* _Exercise requirements_
Find the word "college" in the material below and gather every line that contains it.

* _Data excerpts_

::::::::::

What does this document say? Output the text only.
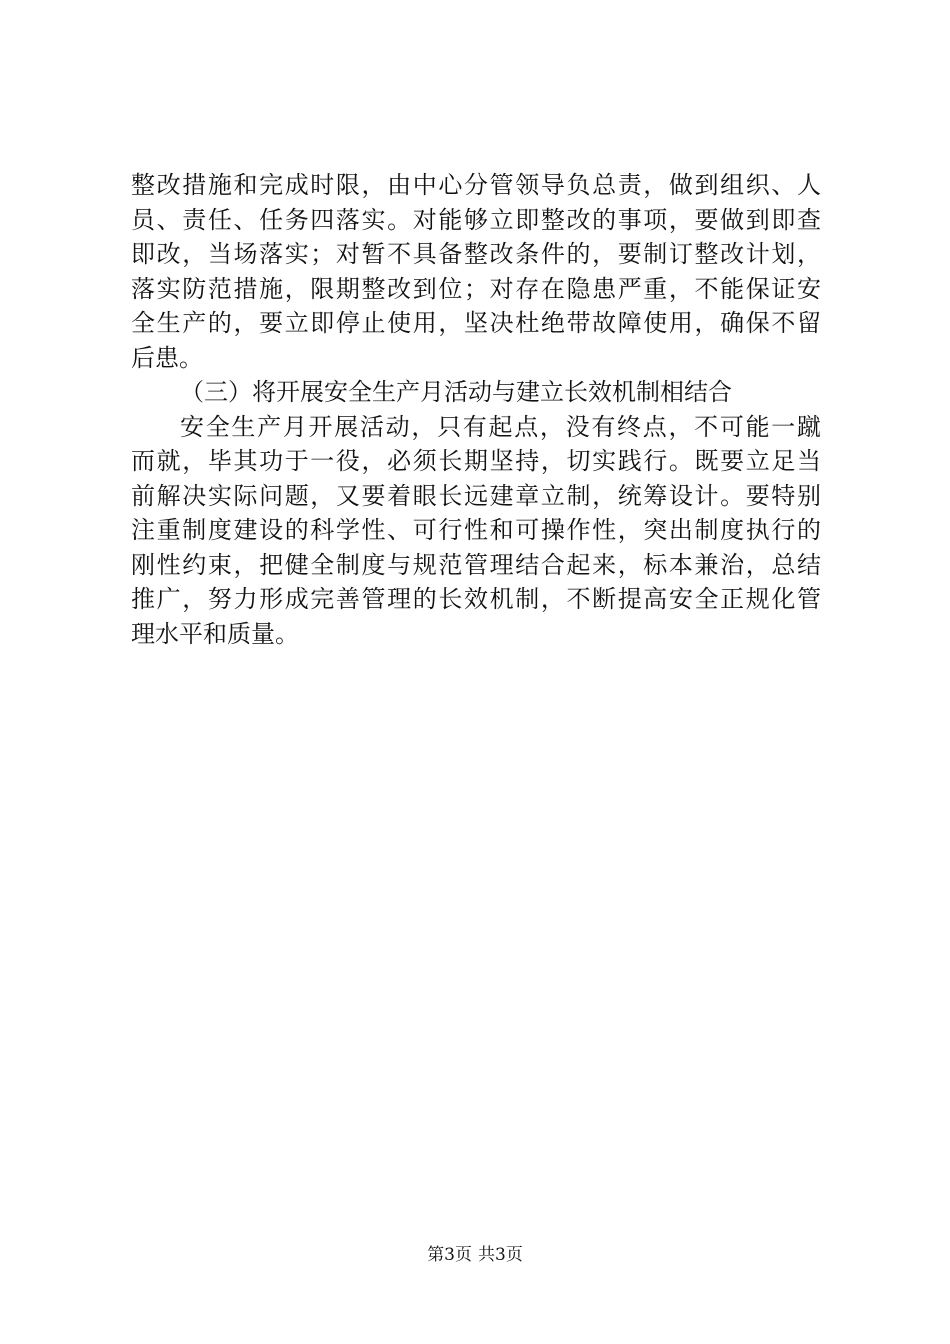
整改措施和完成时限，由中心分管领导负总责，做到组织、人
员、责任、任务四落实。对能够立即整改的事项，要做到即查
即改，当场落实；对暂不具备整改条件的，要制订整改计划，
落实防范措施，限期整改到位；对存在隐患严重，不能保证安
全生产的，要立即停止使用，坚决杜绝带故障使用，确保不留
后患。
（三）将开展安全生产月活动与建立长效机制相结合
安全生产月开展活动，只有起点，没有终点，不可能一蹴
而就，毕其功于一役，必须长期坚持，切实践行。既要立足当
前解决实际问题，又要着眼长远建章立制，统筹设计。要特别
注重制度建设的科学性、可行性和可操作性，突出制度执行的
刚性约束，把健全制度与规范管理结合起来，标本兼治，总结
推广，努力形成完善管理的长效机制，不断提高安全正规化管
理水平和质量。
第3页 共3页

::::::::::

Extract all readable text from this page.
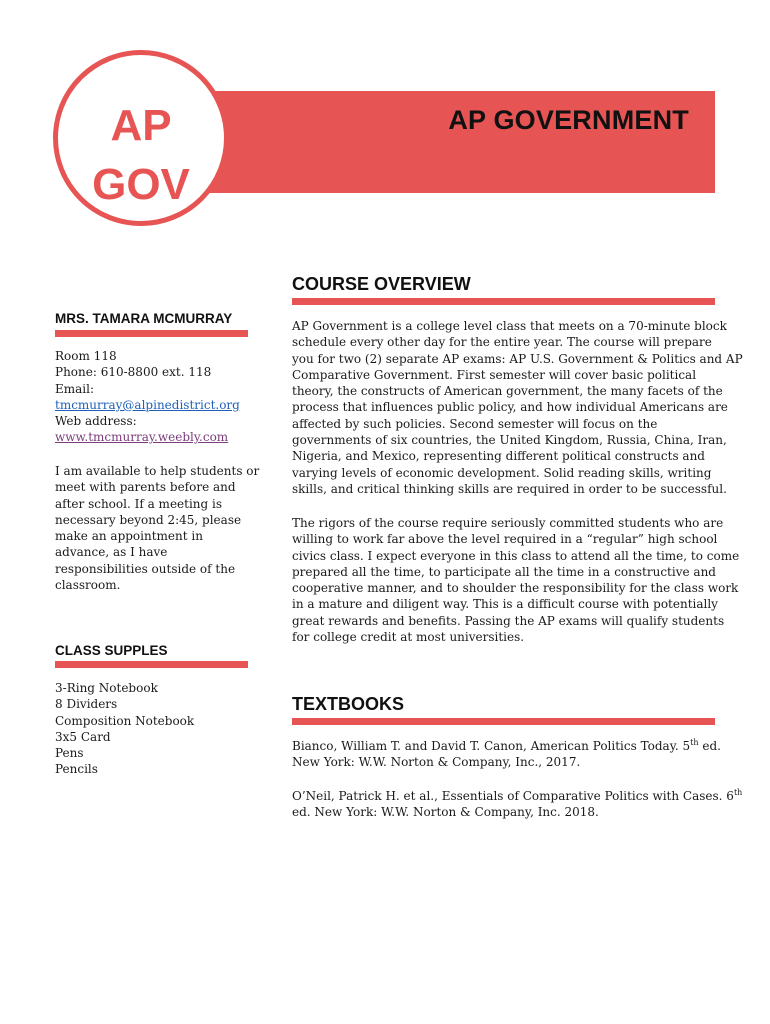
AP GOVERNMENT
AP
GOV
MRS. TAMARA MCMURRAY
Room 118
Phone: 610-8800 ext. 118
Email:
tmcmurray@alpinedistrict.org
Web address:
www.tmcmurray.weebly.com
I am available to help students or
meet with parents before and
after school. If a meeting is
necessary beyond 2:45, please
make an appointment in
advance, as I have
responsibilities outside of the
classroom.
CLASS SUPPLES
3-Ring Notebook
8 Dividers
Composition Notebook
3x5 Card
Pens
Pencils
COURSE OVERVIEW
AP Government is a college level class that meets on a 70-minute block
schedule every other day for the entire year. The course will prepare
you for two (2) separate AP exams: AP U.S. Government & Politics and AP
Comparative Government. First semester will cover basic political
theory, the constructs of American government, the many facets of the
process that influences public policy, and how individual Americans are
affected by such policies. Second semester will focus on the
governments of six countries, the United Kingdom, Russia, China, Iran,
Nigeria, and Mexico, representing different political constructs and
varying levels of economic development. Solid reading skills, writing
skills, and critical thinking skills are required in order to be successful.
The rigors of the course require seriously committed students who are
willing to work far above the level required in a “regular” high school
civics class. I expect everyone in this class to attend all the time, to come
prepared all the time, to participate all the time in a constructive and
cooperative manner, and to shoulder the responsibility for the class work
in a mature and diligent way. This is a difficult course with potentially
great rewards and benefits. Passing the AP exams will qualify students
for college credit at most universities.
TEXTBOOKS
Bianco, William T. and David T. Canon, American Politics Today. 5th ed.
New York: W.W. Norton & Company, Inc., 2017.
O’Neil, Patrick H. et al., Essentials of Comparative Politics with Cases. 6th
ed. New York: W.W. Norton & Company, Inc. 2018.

::::::::::

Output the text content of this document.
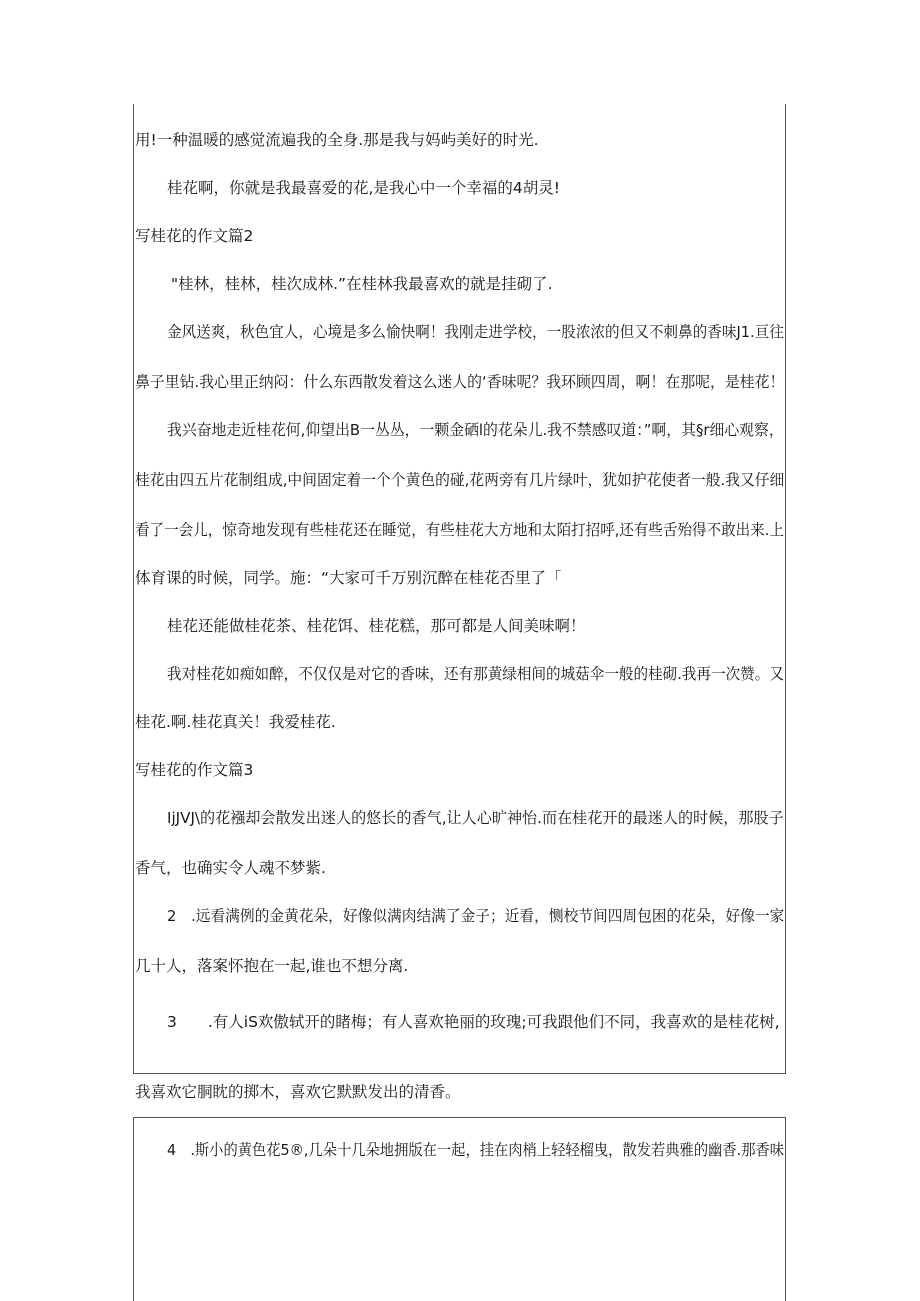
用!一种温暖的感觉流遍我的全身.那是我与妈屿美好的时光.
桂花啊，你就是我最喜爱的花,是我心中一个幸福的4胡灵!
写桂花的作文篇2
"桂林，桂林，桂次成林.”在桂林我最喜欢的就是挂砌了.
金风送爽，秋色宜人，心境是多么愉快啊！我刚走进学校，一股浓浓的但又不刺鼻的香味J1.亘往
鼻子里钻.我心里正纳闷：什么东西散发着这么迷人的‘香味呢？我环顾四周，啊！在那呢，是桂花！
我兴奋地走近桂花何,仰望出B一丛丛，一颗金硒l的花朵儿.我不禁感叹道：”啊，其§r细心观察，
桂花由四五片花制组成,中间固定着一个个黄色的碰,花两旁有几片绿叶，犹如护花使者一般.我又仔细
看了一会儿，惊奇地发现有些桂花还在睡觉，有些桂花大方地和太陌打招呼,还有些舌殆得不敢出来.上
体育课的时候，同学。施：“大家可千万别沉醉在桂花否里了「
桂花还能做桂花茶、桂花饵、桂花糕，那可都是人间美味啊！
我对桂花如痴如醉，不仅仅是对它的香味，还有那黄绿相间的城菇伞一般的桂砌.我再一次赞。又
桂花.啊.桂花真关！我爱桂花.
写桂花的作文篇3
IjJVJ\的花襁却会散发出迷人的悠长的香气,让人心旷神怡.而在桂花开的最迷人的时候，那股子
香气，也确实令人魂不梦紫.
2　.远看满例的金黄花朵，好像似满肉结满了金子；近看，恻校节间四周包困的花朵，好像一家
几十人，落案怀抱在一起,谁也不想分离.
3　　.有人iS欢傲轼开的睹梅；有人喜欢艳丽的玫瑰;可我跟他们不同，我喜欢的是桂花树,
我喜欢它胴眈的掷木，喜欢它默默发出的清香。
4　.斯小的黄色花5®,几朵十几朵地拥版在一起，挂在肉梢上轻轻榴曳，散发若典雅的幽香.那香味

::::::::::

* _The output_
AP Government is a college level class that meets on a 70-minute block
for college credit at most universities.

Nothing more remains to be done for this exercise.